>>>>

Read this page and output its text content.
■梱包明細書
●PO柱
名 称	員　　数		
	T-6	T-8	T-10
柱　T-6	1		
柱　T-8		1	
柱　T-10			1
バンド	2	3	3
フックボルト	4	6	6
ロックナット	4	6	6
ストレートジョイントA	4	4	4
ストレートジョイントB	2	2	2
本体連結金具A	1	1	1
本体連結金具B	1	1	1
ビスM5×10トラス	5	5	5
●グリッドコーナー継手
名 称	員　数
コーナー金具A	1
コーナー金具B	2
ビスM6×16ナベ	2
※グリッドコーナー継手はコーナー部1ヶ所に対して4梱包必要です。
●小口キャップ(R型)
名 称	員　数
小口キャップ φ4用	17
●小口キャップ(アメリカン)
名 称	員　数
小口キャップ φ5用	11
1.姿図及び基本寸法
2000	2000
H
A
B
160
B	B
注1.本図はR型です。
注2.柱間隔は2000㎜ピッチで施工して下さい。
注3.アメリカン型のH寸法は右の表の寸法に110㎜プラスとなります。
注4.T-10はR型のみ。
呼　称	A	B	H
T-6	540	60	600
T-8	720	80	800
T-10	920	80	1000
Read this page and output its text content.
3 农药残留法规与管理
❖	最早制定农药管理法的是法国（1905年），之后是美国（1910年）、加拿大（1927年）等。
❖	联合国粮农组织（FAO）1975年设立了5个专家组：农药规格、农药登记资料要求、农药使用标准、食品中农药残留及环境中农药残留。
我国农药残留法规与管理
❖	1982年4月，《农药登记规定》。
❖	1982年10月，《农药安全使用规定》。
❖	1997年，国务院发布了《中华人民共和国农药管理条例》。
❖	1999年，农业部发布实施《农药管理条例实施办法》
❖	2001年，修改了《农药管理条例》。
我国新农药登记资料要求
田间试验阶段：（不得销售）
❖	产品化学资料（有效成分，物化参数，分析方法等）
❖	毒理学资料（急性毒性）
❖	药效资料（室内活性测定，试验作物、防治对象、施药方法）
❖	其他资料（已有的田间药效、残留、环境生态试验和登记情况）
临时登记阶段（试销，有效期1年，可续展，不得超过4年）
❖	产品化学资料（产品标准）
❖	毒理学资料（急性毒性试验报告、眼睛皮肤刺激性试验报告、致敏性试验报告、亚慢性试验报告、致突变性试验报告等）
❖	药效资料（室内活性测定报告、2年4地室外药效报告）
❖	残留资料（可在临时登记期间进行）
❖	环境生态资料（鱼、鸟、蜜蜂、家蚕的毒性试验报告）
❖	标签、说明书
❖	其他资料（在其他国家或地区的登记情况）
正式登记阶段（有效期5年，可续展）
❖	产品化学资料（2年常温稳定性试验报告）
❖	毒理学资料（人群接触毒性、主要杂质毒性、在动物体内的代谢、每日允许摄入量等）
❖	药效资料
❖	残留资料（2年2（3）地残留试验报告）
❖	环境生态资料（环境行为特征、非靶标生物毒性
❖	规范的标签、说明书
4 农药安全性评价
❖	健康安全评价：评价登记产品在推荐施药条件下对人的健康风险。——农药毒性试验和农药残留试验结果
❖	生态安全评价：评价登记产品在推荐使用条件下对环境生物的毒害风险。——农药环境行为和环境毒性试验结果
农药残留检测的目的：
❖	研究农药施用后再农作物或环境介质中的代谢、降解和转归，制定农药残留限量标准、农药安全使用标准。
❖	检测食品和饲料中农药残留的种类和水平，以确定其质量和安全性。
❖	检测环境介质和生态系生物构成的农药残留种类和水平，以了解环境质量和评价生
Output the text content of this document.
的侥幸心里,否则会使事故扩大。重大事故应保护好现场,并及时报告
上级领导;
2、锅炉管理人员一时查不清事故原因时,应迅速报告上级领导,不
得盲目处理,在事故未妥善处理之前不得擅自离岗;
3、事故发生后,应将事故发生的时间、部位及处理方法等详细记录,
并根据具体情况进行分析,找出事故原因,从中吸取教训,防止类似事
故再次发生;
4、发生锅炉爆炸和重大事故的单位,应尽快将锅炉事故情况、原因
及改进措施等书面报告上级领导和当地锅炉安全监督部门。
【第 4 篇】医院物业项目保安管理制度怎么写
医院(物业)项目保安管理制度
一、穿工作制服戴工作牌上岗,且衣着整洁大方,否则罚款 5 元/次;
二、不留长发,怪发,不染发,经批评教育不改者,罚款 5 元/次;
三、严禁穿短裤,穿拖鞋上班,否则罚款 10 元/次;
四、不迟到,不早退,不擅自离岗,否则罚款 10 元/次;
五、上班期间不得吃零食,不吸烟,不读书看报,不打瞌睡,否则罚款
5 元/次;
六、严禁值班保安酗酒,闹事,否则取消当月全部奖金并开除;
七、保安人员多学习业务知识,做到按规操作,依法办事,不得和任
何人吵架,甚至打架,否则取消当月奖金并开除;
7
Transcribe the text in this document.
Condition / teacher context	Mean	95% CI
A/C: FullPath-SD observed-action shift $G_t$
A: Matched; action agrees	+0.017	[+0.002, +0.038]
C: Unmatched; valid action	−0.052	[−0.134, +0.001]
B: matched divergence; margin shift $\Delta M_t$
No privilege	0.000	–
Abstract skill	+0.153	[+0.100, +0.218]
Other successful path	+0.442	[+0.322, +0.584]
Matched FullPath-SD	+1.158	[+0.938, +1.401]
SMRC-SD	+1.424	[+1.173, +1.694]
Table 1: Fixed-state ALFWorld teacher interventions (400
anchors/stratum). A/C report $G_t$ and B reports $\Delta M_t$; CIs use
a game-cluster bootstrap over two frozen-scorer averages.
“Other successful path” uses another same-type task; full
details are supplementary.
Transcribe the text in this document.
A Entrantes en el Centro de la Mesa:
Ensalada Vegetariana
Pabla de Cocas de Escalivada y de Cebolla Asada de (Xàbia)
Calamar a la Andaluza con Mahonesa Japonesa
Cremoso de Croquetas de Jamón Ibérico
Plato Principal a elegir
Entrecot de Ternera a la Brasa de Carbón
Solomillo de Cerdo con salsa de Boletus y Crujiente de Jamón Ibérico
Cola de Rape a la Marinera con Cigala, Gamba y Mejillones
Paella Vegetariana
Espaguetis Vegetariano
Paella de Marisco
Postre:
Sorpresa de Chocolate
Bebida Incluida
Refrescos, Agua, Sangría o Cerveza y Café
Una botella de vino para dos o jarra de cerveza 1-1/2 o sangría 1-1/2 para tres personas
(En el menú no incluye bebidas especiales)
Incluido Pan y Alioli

<<<<

◆ **SET TASK**
Exactly as they are written, print the entries again.

◆ **OUTPUT OF THE EXERCISE**
Read this page and output its text content.
■梱包明細書
●PO柱
名 称	員　　数		
	T-6	T-8	T-10
柱　T-6	1		
柱　T-8		1	
柱　T-10			1
バンド	2	3	3
フックボルト	4	6	6
ロックナット	4	6	6
ストレートジョイントA	4	4	4
ストレートジョイントB	2	2	2
本体連結金具A	1	1	1
本体連結金具B	1	1	1
ビスM5×10トラス	5	5	5
●グリッドコーナー継手
名 称	員　数
コーナー金具A	1
コーナー金具B	2
ビスM6×16ナベ	2
※グリッドコーナー継手はコーナー部1ヶ所に対して4梱包必要です。
●小口キャップ(R型)
名 称	員　数
小口キャップ φ4用	17
●小口キャップ(アメリカン)
名 称	員　数
小口キャップ φ5用	11
1.姿図及び基本寸法
2000	2000
H
A
B
160
B	B
注1.本図はR型です。
注2.柱間隔は2000㎜ピッチで施工して下さい。
注3.アメリカン型のH寸法は右の表の寸法に110㎜プラスとなります。
注4.T-10はR型のみ。
呼　称	A	B	H
T-6	540	60	600
T-8	720	80	800
T-10	920	80	1000
Read this page and output its text content.
3 农药残留法规与管理
❖	最早制定农药管理法的是法国（1905年），之后是美国（1910年）、加拿大（1927年）等。
❖	联合国粮农组织（FAO）1975年设立了5个专家组：农药规格、农药登记资料要求、农药使用标准、食品中农药残留及环境中农药残留。
我国农药残留法规与管理
❖	1982年4月，《农药登记规定》。
❖	1982年10月，《农药安全使用规定》。
❖	1997年，国务院发布了《中华人民共和国农药管理条例》。
❖	1999年，农业部发布实施《农药管理条例实施办法》
❖	2001年，修改了《农药管理条例》。
我国新农药登记资料要求
田间试验阶段：（不得销售）
❖	产品化学资料（有效成分，物化参数，分析方法等）
❖	毒理学资料（急性毒性）
❖	药效资料（室内活性测定，试验作物、防治对象、施药方法）
❖	其他资料（已有的田间药效、残留、环境生态试验和登记情况）
临时登记阶段（试销，有效期1年，可续展，不得超过4年）
❖	产品化学资料（产品标准）
❖	毒理学资料（急性毒性试验报告、眼睛皮肤刺激性试验报告、致敏性试验报告、亚慢性试验报告、致突变性试验报告等）
❖	药效资料（室内活性测定报告、2年4地室外药效报告）
❖	残留资料（可在临时登记期间进行）
❖	环境生态资料（鱼、鸟、蜜蜂、家蚕的毒性试验报告）
❖	标签、说明书
❖	其他资料（在其他国家或地区的登记情况）
正式登记阶段（有效期5年，可续展）
❖	产品化学资料（2年常温稳定性试验报告）
❖	毒理学资料（人群接触毒性、主要杂质毒性、在动物体内的代谢、每日允许摄入量等）
❖	药效资料
❖	残留资料（2年2（3）地残留试验报告）
❖	环境生态资料（环境行为特征、非靶标生物毒性
❖	规范的标签、说明书
4 农药安全性评价
❖	健康安全评价：评价登记产品在推荐施药条件下对人的健康风险。——农药毒性试验和农药残留试验结果
❖	生态安全评价：评价登记产品在推荐使用条件下对环境生物的毒害风险。——农药环境行为和环境毒性试验结果
农药残留检测的目的：
❖	研究农药施用后再农作物或环境介质中的代谢、降解和转归，制定农药残留限量标准、农药安全使用标准。
❖	检测食品和饲料中农药残留的种类和水平，以确定其质量和安全性。
❖	检测环境介质和生态系生物构成的农药残留种类和水平，以了解环境质量和评价生
Output the text content of this document.
的侥幸心里,否则会使事故扩大。重大事故应保护好现场,并及时报告
上级领导;
2、锅炉管理人员一时查不清事故原因时,应迅速报告上级领导,不
得盲目处理,在事故未妥善处理之前不得擅自离岗;
3、事故发生后,应将事故发生的时间、部位及处理方法等详细记录,
并根据具体情况进行分析,找出事故原因,从中吸取教训,防止类似事
故再次发生;
4、发生锅炉爆炸和重大事故的单位,应尽快将锅炉事故情况、原因
及改进措施等书面报告上级领导和当地锅炉安全监督部门。
【第 4 篇】医院物业项目保安管理制度怎么写
医院(物业)项目保安管理制度
一、穿工作制服戴工作牌上岗,且衣着整洁大方,否则罚款 5 元/次;
二、不留长发,怪发,不染发,经批评教育不改者,罚款 5 元/次;
三、严禁穿短裤,穿拖鞋上班,否则罚款 10 元/次;
四、不迟到,不早退,不擅自离岗,否则罚款 10 元/次;
五、上班期间不得吃零食,不吸烟,不读书看报,不打瞌睡,否则罚款
5 元/次;
六、严禁值班保安酗酒,闹事,否则取消当月全部奖金并开除;
七、保安人员多学习业务知识,做到按规操作,依法办事,不得和任
何人吵架,甚至打架,否则取消当月奖金并开除;
7
Transcribe the text in this document.
Condition / teacher context	Mean	95% CI
A/C: FullPath-SD observed-action shift $G_t$
A: Matched; action agrees	+0.017	[+0.002, +0.038]
C: Unmatched; valid action	−0.052	[−0.134, +0.001]
B: matched divergence; margin shift $\Delta M_t$
No privilege	0.000	–
Abstract skill	+0.153	[+0.100, +0.218]
Other successful path	+0.442	[+0.322, +0.584]
Matched FullPath-SD	+1.158	[+0.938, +1.401]
SMRC-SD	+1.424	[+1.173, +1.694]
Table 1: Fixed-state ALFWorld teacher interventions (400
anchors/stratum). A/C report $G_t$ and B reports $\Delta M_t$; CIs use
a game-cluster bootstrap over two frozen-scorer averages.
“Other successful path” uses another same-type task; full
details are supplementary.
Transcribe the text in this document.
A Entrantes en el Centro de la Mesa:
Ensalada Vegetariana
Pabla de Cocas de Escalivada y de Cebolla Asada de (Xàbia)
Calamar a la Andaluza con Mahonesa Japonesa
Cremoso de Croquetas de Jamón Ibérico
Plato Principal a elegir
Entrecot de Ternera a la Brasa de Carbón
Solomillo de Cerdo con salsa de Boletus y Crujiente de Jamón Ibérico
Cola de Rape a la Marinera con Cigala, Gamba y Mejillones
Paella Vegetariana
Espaguetis Vegetariano
Paella de Marisco
Postre:
Sorpresa de Chocolate
Bebida Incluida
Refrescos, Agua, Sangría o Cerveza y Café
Una botella de vino para dos o jarra de cerveza 1-1/2 o sangría 1-1/2 para tres personas
(En el menú no incluye bebidas especiales)
Incluido Pan y Alioli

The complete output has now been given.